_Problem statement_.
Can you give all the records again without altering a single character?

# # # # # # #

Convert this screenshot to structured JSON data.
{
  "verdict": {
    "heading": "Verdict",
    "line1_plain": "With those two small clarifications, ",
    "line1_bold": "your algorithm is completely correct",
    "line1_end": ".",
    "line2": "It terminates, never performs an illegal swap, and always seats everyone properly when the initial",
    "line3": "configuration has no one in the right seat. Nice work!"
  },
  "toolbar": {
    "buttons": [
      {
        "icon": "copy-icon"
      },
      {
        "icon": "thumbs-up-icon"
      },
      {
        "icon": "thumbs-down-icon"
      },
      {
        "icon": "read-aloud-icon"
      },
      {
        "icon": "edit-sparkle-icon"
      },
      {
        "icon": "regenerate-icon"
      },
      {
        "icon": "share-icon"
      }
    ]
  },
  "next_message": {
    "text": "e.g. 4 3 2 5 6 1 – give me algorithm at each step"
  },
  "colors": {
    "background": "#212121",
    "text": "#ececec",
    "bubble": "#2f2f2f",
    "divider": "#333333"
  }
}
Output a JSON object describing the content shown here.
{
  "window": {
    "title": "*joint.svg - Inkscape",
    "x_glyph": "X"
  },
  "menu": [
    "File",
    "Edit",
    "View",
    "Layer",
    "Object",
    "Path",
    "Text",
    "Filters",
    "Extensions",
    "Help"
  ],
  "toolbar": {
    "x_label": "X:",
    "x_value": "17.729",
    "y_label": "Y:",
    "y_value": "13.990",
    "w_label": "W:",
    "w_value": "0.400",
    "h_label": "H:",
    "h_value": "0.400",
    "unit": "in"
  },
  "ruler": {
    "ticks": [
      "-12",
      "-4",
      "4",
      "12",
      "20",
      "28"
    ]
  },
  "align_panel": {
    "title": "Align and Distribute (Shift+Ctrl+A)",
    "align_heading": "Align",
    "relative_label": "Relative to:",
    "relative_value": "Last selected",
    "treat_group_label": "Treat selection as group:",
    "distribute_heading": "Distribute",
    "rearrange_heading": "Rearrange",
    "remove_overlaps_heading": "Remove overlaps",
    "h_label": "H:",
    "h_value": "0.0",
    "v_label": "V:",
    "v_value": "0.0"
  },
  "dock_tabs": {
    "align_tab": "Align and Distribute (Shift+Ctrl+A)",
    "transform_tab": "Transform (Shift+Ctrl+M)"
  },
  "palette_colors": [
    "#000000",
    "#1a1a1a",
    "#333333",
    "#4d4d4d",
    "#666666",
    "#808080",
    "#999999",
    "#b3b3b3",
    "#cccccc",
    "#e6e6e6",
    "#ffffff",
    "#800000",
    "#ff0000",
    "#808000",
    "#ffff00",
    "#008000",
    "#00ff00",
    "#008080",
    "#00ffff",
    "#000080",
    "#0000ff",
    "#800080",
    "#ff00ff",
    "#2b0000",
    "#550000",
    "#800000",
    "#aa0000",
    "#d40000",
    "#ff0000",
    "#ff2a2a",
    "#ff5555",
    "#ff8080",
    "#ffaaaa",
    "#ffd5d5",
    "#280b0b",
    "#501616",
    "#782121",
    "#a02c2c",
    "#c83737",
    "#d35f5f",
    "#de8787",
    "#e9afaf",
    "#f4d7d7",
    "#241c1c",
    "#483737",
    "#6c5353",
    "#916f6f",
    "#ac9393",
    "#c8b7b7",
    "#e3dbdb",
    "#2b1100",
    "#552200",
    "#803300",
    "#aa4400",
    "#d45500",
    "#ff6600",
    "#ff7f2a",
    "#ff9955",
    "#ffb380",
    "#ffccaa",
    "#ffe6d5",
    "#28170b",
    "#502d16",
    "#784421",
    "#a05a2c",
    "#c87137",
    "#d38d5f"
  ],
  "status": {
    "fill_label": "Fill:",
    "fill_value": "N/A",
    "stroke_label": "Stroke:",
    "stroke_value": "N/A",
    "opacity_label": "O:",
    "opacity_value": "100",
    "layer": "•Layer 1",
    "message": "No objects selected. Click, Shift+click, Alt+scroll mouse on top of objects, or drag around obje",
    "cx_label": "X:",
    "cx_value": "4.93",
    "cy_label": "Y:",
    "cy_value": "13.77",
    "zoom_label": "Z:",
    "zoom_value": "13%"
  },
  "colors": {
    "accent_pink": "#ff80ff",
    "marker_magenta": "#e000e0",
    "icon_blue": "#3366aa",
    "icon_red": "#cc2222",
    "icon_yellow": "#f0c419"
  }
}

# # # # # # #

_Correct response_.
Convert this screenshot to structured JSON data.
{
  "verdict": {
    "heading": "Verdict",
    "line1_plain": "With those two small clarifications, ",
    "line1_bold": "your algorithm is completely correct",
    "line1_end": ".",
    "line2": "It terminates, never performs an illegal swap, and always seats everyone properly when the initial",
    "line3": "configuration has no one in the right seat. Nice work!"
  },
  "toolbar": {
    "buttons": [
      {
        "icon": "copy-icon"
      },
      {
        "icon": "thumbs-up-icon"
      },
      {
        "icon": "thumbs-down-icon"
      },
      {
        "icon": "read-aloud-icon"
      },
      {
        "icon": "edit-sparkle-icon"
      },
      {
        "icon": "regenerate-icon"
      },
      {
        "icon": "share-icon"
      }
    ]
  },
  "next_message": {
    "text": "e.g. 4 3 2 5 6 1 – give me algorithm at each step"
  },
  "colors": {
    "background": "#212121",
    "text": "#ececec",
    "bubble": "#2f2f2f",
    "divider": "#333333"
  }
}
Output a JSON object describing the content shown here.
{
  "window": {
    "title": "*joint.svg - Inkscape",
    "x_glyph": "X"
  },
  "menu": [
    "File",
    "Edit",
    "View",
    "Layer",
    "Object",
    "Path",
    "Text",
    "Filters",
    "Extensions",
    "Help"
  ],
  "toolbar": {
    "x_label": "X:",
    "x_value": "17.729",
    "y_label": "Y:",
    "y_value": "13.990",
    "w_label": "W:",
    "w_value": "0.400",
    "h_label": "H:",
    "h_value": "0.400",
    "unit": "in"
  },
  "ruler": {
    "ticks": [
      "-12",
      "-4",
      "4",
      "12",
      "20",
      "28"
    ]
  },
  "align_panel": {
    "title": "Align and Distribute (Shift+Ctrl+A)",
    "align_heading": "Align",
    "relative_label": "Relative to:",
    "relative_value": "Last selected",
    "treat_group_label": "Treat selection as group:",
    "distribute_heading": "Distribute",
    "rearrange_heading": "Rearrange",
    "remove_overlaps_heading": "Remove overlaps",
    "h_label": "H:",
    "h_value": "0.0",
    "v_label": "V:",
    "v_value": "0.0"
  },
  "dock_tabs": {
    "align_tab": "Align and Distribute (Shift+Ctrl+A)",
    "transform_tab": "Transform (Shift+Ctrl+M)"
  },
  "palette_colors": [
    "#000000",
    "#1a1a1a",
    "#333333",
    "#4d4d4d",
    "#666666",
    "#808080",
    "#999999",
    "#b3b3b3",
    "#cccccc",
    "#e6e6e6",
    "#ffffff",
    "#800000",
    "#ff0000",
    "#808000",
    "#ffff00",
    "#008000",
    "#00ff00",
    "#008080",
    "#00ffff",
    "#000080",
    "#0000ff",
    "#800080",
    "#ff00ff",
    "#2b0000",
    "#550000",
    "#800000",
    "#aa0000",
    "#d40000",
    "#ff0000",
    "#ff2a2a",
    "#ff5555",
    "#ff8080",
    "#ffaaaa",
    "#ffd5d5",
    "#280b0b",
    "#501616",
    "#782121",
    "#a02c2c",
    "#c83737",
    "#d35f5f",
    "#de8787",
    "#e9afaf",
    "#f4d7d7",
    "#241c1c",
    "#483737",
    "#6c5353",
    "#916f6f",
    "#ac9393",
    "#c8b7b7",
    "#e3dbdb",
    "#2b1100",
    "#552200",
    "#803300",
    "#aa4400",
    "#d45500",
    "#ff6600",
    "#ff7f2a",
    "#ff9955",
    "#ffb380",
    "#ffccaa",
    "#ffe6d5",
    "#28170b",
    "#502d16",
    "#784421",
    "#a05a2c",
    "#c87137",
    "#d38d5f"
  ],
  "status": {
    "fill_label": "Fill:",
    "fill_value": "N/A",
    "stroke_label": "Stroke:",
    "stroke_value": "N/A",
    "opacity_label": "O:",
    "opacity_value": "100",
    "layer": "•Layer 1",
    "message": "No objects selected. Click, Shift+click, Alt+scroll mouse on top of objects, or drag around obje",
    "cx_label": "X:",
    "cx_value": "4.93",
    "cy_label": "Y:",
    "cy_value": "13.77",
    "zoom_label": "Z:",
    "zoom_value": "13%"
  },
  "colors": {
    "accent_pink": "#ff80ff",
    "marker_magenta": "#e000e0",
    "icon_blue": "#3366aa",
    "icon_red": "#cc2222",
    "icon_yellow": "#f0c419"
  }
}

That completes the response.